> _Given information_

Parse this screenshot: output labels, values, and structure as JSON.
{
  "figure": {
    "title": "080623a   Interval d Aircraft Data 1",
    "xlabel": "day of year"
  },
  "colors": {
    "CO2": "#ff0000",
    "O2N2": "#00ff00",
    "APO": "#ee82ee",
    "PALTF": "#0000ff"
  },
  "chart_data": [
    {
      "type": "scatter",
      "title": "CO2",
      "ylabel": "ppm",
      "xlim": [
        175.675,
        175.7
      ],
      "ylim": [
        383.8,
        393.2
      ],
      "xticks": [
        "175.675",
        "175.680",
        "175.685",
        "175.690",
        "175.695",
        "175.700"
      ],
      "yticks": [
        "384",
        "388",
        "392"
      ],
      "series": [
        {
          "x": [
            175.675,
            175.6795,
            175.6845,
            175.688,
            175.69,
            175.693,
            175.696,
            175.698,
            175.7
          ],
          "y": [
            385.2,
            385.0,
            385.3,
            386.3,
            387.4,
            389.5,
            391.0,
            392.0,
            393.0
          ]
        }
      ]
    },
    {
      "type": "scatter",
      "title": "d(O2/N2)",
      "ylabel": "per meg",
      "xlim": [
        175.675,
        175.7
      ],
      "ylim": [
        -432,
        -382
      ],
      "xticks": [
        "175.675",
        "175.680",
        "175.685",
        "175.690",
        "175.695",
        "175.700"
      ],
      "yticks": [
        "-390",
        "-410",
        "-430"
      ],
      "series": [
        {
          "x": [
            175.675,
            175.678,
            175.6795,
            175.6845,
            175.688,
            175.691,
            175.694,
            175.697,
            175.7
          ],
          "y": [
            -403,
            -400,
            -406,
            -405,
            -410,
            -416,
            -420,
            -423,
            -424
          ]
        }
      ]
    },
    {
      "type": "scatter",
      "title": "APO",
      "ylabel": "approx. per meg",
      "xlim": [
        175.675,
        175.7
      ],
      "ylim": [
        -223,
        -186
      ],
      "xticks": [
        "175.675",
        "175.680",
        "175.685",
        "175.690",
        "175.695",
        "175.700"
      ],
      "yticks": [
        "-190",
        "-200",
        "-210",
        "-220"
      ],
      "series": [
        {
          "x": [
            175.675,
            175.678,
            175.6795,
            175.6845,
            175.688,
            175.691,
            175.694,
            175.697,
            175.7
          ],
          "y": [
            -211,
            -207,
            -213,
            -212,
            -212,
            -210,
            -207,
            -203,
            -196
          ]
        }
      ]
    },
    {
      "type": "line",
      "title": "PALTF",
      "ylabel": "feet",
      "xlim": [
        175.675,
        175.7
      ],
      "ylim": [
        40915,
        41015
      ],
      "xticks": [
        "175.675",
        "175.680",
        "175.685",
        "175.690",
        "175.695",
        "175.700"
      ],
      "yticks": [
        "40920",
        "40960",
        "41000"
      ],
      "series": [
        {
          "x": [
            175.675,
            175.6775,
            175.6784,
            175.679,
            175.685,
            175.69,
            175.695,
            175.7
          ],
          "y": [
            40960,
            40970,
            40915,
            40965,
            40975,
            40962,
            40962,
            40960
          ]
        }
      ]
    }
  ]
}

> _Problem to solve_
Return the entries above exactly as they appear.

> _Full answer_
Parse this screenshot: output labels, values, and structure as JSON.
{
  "figure": {
    "title": "080623a   Interval d Aircraft Data 1",
    "xlabel": "day of year"
  },
  "colors": {
    "CO2": "#ff0000",
    "O2N2": "#00ff00",
    "APO": "#ee82ee",
    "PALTF": "#0000ff"
  },
  "chart_data": [
    {
      "type": "scatter",
      "title": "CO2",
      "ylabel": "ppm",
      "xlim": [
        175.675,
        175.7
      ],
      "ylim": [
        383.8,
        393.2
      ],
      "xticks": [
        "175.675",
        "175.680",
        "175.685",
        "175.690",
        "175.695",
        "175.700"
      ],
      "yticks": [
        "384",
        "388",
        "392"
      ],
      "series": [
        {
          "x": [
            175.675,
            175.6795,
            175.6845,
            175.688,
            175.69,
            175.693,
            175.696,
            175.698,
            175.7
          ],
          "y": [
            385.2,
            385.0,
            385.3,
            386.3,
            387.4,
            389.5,
            391.0,
            392.0,
            393.0
          ]
        }
      ]
    },
    {
      "type": "scatter",
      "title": "d(O2/N2)",
      "ylabel": "per meg",
      "xlim": [
        175.675,
        175.7
      ],
      "ylim": [
        -432,
        -382
      ],
      "xticks": [
        "175.675",
        "175.680",
        "175.685",
        "175.690",
        "175.695",
        "175.700"
      ],
      "yticks": [
        "-390",
        "-410",
        "-430"
      ],
      "series": [
        {
          "x": [
            175.675,
            175.678,
            175.6795,
            175.6845,
            175.688,
            175.691,
            175.694,
            175.697,
            175.7
          ],
          "y": [
            -403,
            -400,
            -406,
            -405,
            -410,
            -416,
            -420,
            -423,
            -424
          ]
        }
      ]
    },
    {
      "type": "scatter",
      "title": "APO",
      "ylabel": "approx. per meg",
      "xlim": [
        175.675,
        175.7
      ],
      "ylim": [
        -223,
        -186
      ],
      "xticks": [
        "175.675",
        "175.680",
        "175.685",
        "175.690",
        "175.695",
        "175.700"
      ],
      "yticks": [
        "-190",
        "-200",
        "-210",
        "-220"
      ],
      "series": [
        {
          "x": [
            175.675,
            175.678,
            175.6795,
            175.6845,
            175.688,
            175.691,
            175.694,
            175.697,
            175.7
          ],
          "y": [
            -211,
            -207,
            -213,
            -212,
            -212,
            -210,
            -207,
            -203,
            -196
          ]
        }
      ]
    },
    {
      "type": "line",
      "title": "PALTF",
      "ylabel": "feet",
      "xlim": [
        175.675,
        175.7
      ],
      "ylim": [
        40915,
        41015
      ],
      "xticks": [
        "175.675",
        "175.680",
        "175.685",
        "175.690",
        "175.695",
        "175.700"
      ],
      "yticks": [
        "40920",
        "40960",
        "41000"
      ],
      "series": [
        {
          "x": [
            175.675,
            175.6775,
            175.6784,
            175.679,
            175.685,
            175.69,
            175.695,
            175.7
          ],
          "y": [
            40960,
            40970,
            40915,
            40965,
            40975,
            40962,
            40962,
            40960
          ]
        }
      ]
    }
  ]
}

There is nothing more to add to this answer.